_Aim_
Retype the material below. Keep every word exactly as it is.

· · · · · · ·

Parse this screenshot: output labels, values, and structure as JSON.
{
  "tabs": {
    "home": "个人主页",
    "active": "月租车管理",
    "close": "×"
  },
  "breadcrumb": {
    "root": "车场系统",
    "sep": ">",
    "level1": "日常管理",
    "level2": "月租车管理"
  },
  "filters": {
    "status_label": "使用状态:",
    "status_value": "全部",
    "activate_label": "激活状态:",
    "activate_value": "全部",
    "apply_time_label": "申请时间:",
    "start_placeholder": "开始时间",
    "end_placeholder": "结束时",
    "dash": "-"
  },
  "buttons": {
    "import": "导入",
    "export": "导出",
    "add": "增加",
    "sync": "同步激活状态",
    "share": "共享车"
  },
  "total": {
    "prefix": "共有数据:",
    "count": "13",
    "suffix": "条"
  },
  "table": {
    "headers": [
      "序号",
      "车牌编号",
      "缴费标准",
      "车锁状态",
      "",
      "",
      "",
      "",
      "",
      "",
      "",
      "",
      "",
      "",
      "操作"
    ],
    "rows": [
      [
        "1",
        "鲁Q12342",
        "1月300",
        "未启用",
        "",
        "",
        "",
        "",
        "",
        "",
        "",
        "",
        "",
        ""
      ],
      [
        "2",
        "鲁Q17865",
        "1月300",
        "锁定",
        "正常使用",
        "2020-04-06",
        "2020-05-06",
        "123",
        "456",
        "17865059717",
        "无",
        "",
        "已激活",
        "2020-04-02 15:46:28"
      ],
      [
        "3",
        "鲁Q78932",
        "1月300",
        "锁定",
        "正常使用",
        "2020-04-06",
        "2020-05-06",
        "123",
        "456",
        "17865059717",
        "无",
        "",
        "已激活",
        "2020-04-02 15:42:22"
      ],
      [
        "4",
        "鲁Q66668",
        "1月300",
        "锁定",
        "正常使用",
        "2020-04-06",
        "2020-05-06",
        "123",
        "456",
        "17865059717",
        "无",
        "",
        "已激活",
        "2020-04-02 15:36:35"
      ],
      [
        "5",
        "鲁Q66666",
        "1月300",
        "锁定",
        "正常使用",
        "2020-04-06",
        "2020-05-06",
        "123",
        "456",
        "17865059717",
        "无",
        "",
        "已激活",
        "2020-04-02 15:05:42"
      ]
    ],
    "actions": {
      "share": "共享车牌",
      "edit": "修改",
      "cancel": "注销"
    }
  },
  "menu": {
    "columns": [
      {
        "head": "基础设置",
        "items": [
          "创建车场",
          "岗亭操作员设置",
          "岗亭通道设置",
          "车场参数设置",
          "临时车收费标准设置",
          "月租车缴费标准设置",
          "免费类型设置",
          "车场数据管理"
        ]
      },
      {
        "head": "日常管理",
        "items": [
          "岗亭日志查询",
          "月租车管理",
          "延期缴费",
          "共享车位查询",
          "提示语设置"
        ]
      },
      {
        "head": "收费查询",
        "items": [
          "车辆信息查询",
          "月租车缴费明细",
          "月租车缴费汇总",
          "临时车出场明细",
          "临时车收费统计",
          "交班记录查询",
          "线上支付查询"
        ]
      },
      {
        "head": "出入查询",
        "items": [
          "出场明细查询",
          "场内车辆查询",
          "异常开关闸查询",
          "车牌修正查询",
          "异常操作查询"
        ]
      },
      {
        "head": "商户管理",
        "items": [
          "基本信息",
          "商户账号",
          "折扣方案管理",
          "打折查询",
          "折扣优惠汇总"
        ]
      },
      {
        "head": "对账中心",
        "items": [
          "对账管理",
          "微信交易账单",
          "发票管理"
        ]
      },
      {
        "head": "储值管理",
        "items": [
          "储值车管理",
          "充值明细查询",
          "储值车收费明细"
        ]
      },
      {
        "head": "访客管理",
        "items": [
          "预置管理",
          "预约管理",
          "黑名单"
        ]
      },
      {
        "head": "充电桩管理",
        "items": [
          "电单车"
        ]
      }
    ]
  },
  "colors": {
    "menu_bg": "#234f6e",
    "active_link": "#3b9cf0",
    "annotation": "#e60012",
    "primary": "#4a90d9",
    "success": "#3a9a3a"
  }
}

· · · · · · ·

_Reply_
Parse this screenshot: output labels, values, and structure as JSON.
{
  "tabs": {
    "home": "个人主页",
    "active": "月租车管理",
    "close": "×"
  },
  "breadcrumb": {
    "root": "车场系统",
    "sep": ">",
    "level1": "日常管理",
    "level2": "月租车管理"
  },
  "filters": {
    "status_label": "使用状态:",
    "status_value": "全部",
    "activate_label": "激活状态:",
    "activate_value": "全部",
    "apply_time_label": "申请时间:",
    "start_placeholder": "开始时间",
    "end_placeholder": "结束时",
    "dash": "-"
  },
  "buttons": {
    "import": "导入",
    "export": "导出",
    "add": "增加",
    "sync": "同步激活状态",
    "share": "共享车"
  },
  "total": {
    "prefix": "共有数据:",
    "count": "13",
    "suffix": "条"
  },
  "table": {
    "headers": [
      "序号",
      "车牌编号",
      "缴费标准",
      "车锁状态",
      "",
      "",
      "",
      "",
      "",
      "",
      "",
      "",
      "",
      "",
      "操作"
    ],
    "rows": [
      [
        "1",
        "鲁Q12342",
        "1月300",
        "未启用",
        "",
        "",
        "",
        "",
        "",
        "",
        "",
        "",
        "",
        ""
      ],
      [
        "2",
        "鲁Q17865",
        "1月300",
        "锁定",
        "正常使用",
        "2020-04-06",
        "2020-05-06",
        "123",
        "456",
        "17865059717",
        "无",
        "",
        "已激活",
        "2020-04-02 15:46:28"
      ],
      [
        "3",
        "鲁Q78932",
        "1月300",
        "锁定",
        "正常使用",
        "2020-04-06",
        "2020-05-06",
        "123",
        "456",
        "17865059717",
        "无",
        "",
        "已激活",
        "2020-04-02 15:42:22"
      ],
      [
        "4",
        "鲁Q66668",
        "1月300",
        "锁定",
        "正常使用",
        "2020-04-06",
        "2020-05-06",
        "123",
        "456",
        "17865059717",
        "无",
        "",
        "已激活",
        "2020-04-02 15:36:35"
      ],
      [
        "5",
        "鲁Q66666",
        "1月300",
        "锁定",
        "正常使用",
        "2020-04-06",
        "2020-05-06",
        "123",
        "456",
        "17865059717",
        "无",
        "",
        "已激活",
        "2020-04-02 15:05:42"
      ]
    ],
    "actions": {
      "share": "共享车牌",
      "edit": "修改",
      "cancel": "注销"
    }
  },
  "menu": {
    "columns": [
      {
        "head": "基础设置",
        "items": [
          "创建车场",
          "岗亭操作员设置",
          "岗亭通道设置",
          "车场参数设置",
          "临时车收费标准设置",
          "月租车缴费标准设置",
          "免费类型设置",
          "车场数据管理"
        ]
      },
      {
        "head": "日常管理",
        "items": [
          "岗亭日志查询",
          "月租车管理",
          "延期缴费",
          "共享车位查询",
          "提示语设置"
        ]
      },
      {
        "head": "收费查询",
        "items": [
          "车辆信息查询",
          "月租车缴费明细",
          "月租车缴费汇总",
          "临时车出场明细",
          "临时车收费统计",
          "交班记录查询",
          "线上支付查询"
        ]
      },
      {
        "head": "出入查询",
        "items": [
          "出场明细查询",
          "场内车辆查询",
          "异常开关闸查询",
          "车牌修正查询",
          "异常操作查询"
        ]
      },
      {
        "head": "商户管理",
        "items": [
          "基本信息",
          "商户账号",
          "折扣方案管理",
          "打折查询",
          "折扣优惠汇总"
        ]
      },
      {
        "head": "对账中心",
        "items": [
          "对账管理",
          "微信交易账单",
          "发票管理"
        ]
      },
      {
        "head": "储值管理",
        "items": [
          "储值车管理",
          "充值明细查询",
          "储值车收费明细"
        ]
      },
      {
        "head": "访客管理",
        "items": [
          "预置管理",
          "预约管理",
          "黑名单"
        ]
      },
      {
        "head": "充电桩管理",
        "items": [
          "电单车"
        ]
      }
    ]
  },
  "colors": {
    "menu_bg": "#234f6e",
    "active_link": "#3b9cf0",
    "annotation": "#e60012",
    "primary": "#4a90d9",
    "success": "#3a9a3a"
  }
}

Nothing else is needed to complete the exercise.